=== PROBLEM TO SOLVE ===
Please transcribe the records precisely; pictures stay out of your copy.

-- BEGIN EXTRACTED ENTRIES --

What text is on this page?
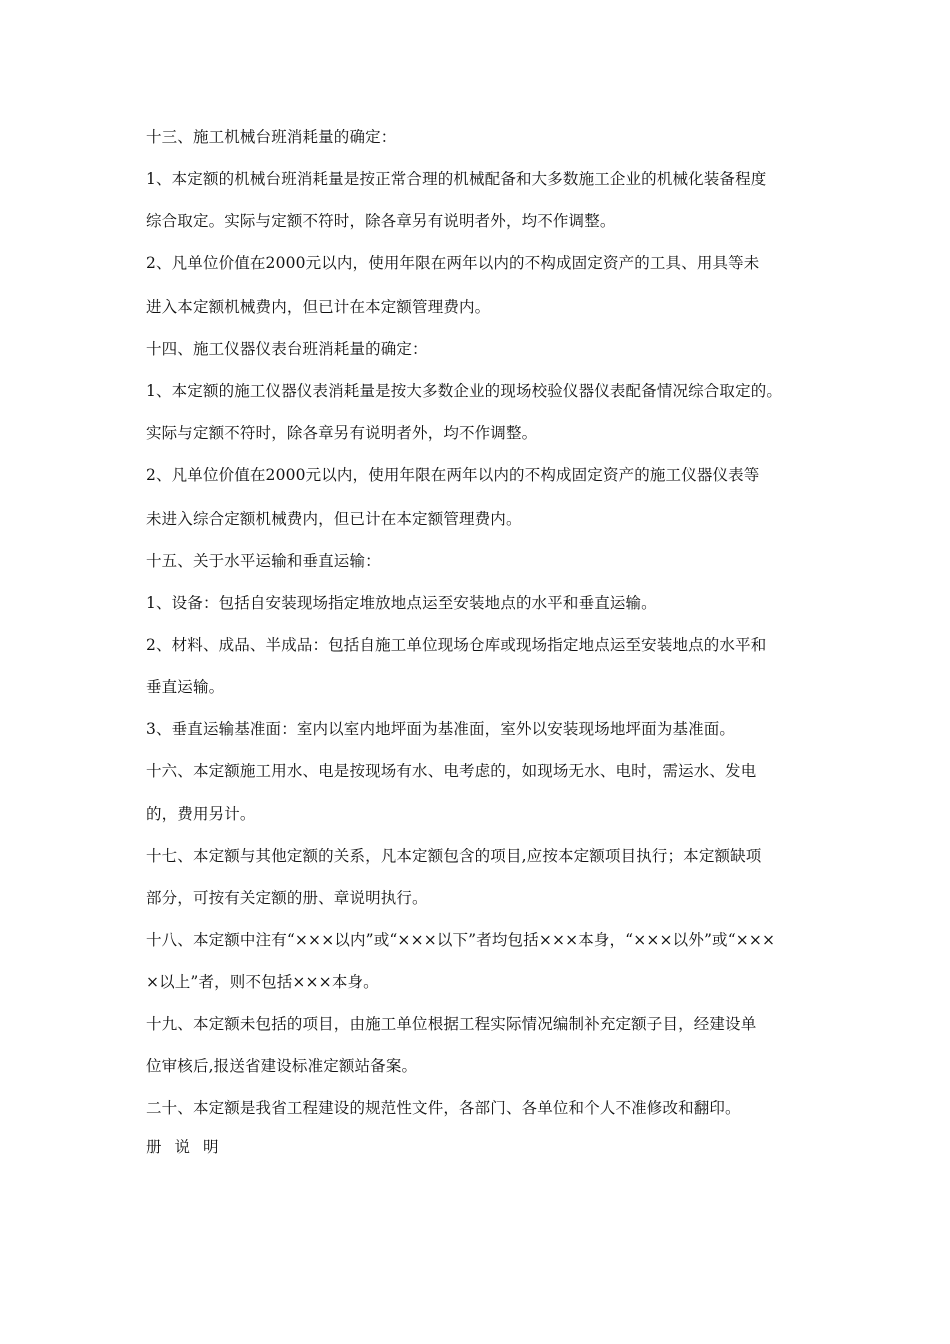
十三、施工机械台班消耗量的确定：
1、本定额的机械台班消耗量是按正常合理的机械配备和大多数施工企业的机械化装备程度
综合取定。实际与定额不符时，除各章另有说明者外，均不作调整。
2、凡单位价值在2000元以内，使用年限在两年以内的不构成固定资产的工具、用具等未
进入本定额机械费内，但已计在本定额管理费内。
十四、施工仪器仪表台班消耗量的确定：
1、本定额的施工仪器仪表消耗量是按大多数企业的现场校验仪器仪表配备情况综合取定的。
实际与定额不符时，除各章另有说明者外，均不作调整。
2、凡单位价值在2000元以内，使用年限在两年以内的不构成固定资产的施工仪器仪表等
未进入综合定额机械费内，但已计在本定额管理费内。
十五、关于水平运输和垂直运输：
1、设备：包括自安装现场指定堆放地点运至安装地点的水平和垂直运输。
2、材料、成品、半成品：包括自施工单位现场仓库或现场指定地点运至安装地点的水平和
垂直运输。
3、垂直运输基准面：室内以室内地坪面为基准面，室外以安装现场地坪面为基准面。
十六、本定额施工用水、电是按现场有水、电考虑的，如现场无水、电时，需运水、发电
的，费用另计。
十七、本定额与其他定额的关系，凡本定额包含的项目,应按本定额项目执行；本定额缺项
部分，可按有关定额的册、章说明执行。
十八、本定额中注有“×××以内”或“×××以下”者均包括×××本身，“×××以外”或“×××
×以上”者，则不包括×××本身。
十九、本定额未包括的项目，由施工单位根据工程实际情况编制补充定额子目，经建设单
位审核后,报送省建设标准定额站备案。
二十、本定额是我省工程建设的规范性文件，各部门、各单位和个人不准修改和翻印。
册说明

-- END EXTRACTED ENTRIES --

=== RESPONSE BELOW ===
What text is on this page?
十三、施工机械台班消耗量的确定：
1、本定额的机械台班消耗量是按正常合理的机械配备和大多数施工企业的机械化装备程度
综合取定。实际与定额不符时，除各章另有说明者外，均不作调整。
2、凡单位价值在2000元以内，使用年限在两年以内的不构成固定资产的工具、用具等未
进入本定额机械费内，但已计在本定额管理费内。
十四、施工仪器仪表台班消耗量的确定：
1、本定额的施工仪器仪表消耗量是按大多数企业的现场校验仪器仪表配备情况综合取定的。
实际与定额不符时，除各章另有说明者外，均不作调整。
2、凡单位价值在2000元以内，使用年限在两年以内的不构成固定资产的施工仪器仪表等
未进入综合定额机械费内，但已计在本定额管理费内。
十五、关于水平运输和垂直运输：
1、设备：包括自安装现场指定堆放地点运至安装地点的水平和垂直运输。
2、材料、成品、半成品：包括自施工单位现场仓库或现场指定地点运至安装地点的水平和
垂直运输。
3、垂直运输基准面：室内以室内地坪面为基准面，室外以安装现场地坪面为基准面。
十六、本定额施工用水、电是按现场有水、电考虑的，如现场无水、电时，需运水、发电
的，费用另计。
十七、本定额与其他定额的关系，凡本定额包含的项目,应按本定额项目执行；本定额缺项
部分，可按有关定额的册、章说明执行。
十八、本定额中注有“×××以内”或“×××以下”者均包括×××本身，“×××以外”或“×××
×以上”者，则不包括×××本身。
十九、本定额未包括的项目，由施工单位根据工程实际情况编制补充定额子目，经建设单
位审核后,报送省建设标准定额站备案。
二十、本定额是我省工程建设的规范性文件，各部门、各单位和个人不准修改和翻印。
册说明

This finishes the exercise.